_Problem details_.
How many of the lines that follow contain the word "this"? Give only the number.

_Extracted data entries_.
━━━━━━━━━━━━━━━━━━━━

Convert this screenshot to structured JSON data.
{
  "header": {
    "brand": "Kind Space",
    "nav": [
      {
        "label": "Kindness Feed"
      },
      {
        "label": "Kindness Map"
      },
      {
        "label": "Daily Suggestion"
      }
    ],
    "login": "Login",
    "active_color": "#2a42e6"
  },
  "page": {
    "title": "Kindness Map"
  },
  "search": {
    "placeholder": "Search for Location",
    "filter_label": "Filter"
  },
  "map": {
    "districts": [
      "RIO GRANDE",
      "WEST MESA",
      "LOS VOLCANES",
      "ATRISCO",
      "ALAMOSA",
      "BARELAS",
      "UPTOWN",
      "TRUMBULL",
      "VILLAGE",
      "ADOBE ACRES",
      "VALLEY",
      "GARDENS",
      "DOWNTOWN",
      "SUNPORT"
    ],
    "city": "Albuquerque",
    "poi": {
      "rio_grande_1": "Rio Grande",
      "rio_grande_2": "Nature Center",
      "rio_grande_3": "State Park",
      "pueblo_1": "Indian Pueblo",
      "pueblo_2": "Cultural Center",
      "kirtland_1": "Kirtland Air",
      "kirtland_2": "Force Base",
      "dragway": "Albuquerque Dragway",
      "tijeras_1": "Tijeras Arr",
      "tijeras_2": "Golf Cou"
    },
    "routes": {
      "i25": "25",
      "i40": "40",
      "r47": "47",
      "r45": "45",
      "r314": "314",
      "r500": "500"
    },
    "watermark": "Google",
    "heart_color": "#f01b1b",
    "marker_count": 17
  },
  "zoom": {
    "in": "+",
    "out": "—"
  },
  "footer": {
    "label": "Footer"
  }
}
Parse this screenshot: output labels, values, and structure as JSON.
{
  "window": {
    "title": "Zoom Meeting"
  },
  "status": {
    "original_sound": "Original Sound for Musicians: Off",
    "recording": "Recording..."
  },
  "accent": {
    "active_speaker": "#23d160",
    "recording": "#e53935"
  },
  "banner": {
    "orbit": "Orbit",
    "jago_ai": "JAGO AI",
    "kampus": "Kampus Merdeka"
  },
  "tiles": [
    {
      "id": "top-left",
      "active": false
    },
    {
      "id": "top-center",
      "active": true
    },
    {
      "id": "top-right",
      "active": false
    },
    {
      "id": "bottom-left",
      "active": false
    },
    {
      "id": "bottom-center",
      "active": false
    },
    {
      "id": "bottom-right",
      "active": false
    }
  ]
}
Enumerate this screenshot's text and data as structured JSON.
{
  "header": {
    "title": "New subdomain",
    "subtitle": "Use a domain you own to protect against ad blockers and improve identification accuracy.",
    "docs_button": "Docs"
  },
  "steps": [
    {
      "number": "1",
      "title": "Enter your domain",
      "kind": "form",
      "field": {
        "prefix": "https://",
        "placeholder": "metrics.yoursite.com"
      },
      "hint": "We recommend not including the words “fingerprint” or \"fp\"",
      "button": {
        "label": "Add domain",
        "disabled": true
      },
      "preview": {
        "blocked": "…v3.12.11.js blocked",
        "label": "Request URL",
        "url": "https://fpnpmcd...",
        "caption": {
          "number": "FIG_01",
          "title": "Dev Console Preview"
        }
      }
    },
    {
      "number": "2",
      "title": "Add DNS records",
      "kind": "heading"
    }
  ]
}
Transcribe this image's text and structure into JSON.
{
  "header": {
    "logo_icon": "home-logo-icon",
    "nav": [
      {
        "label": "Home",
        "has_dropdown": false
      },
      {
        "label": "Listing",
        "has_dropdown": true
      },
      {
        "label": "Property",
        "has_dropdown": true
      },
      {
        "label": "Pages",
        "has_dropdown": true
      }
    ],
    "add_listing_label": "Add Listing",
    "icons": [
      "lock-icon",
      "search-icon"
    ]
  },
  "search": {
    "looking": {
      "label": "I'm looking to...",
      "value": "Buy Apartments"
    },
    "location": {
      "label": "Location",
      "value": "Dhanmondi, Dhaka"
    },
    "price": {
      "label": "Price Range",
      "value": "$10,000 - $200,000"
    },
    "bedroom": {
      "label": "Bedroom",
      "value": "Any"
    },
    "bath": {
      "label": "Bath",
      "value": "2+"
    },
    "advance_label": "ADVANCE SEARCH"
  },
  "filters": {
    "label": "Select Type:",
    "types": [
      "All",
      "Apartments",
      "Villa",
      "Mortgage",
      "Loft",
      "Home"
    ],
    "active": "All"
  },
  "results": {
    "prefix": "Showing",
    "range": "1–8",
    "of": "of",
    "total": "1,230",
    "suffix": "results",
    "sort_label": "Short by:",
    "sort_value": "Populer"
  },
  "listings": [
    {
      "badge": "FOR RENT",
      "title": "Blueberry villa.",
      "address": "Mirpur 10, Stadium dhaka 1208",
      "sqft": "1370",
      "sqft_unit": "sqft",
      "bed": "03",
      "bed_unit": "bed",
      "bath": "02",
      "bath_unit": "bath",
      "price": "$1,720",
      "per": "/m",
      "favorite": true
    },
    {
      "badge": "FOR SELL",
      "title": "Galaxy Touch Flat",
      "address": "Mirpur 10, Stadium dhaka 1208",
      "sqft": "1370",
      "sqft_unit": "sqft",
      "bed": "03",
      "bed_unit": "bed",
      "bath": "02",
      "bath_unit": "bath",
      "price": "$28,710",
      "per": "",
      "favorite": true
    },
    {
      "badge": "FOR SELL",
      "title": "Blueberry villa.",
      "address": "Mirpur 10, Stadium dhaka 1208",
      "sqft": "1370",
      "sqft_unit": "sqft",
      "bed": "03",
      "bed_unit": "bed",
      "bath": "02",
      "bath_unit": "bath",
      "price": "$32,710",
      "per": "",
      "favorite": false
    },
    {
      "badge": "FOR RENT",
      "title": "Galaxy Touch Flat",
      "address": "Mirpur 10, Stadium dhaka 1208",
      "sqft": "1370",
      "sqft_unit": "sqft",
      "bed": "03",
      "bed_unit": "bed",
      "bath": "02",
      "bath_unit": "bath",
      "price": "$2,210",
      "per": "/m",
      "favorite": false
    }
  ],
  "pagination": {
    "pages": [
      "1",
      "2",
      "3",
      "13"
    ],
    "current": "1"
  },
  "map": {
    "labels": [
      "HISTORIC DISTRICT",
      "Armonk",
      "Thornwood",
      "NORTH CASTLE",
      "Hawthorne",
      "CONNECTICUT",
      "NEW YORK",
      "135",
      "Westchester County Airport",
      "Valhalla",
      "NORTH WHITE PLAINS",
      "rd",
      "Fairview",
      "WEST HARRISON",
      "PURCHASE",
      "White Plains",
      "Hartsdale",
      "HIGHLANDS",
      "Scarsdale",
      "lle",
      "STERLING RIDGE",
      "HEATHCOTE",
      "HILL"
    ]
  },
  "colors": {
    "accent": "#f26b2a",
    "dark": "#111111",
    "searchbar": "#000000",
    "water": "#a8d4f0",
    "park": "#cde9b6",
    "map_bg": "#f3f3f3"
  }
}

━━━━━━━━━━━━━━━━━━━━

_In response_.
4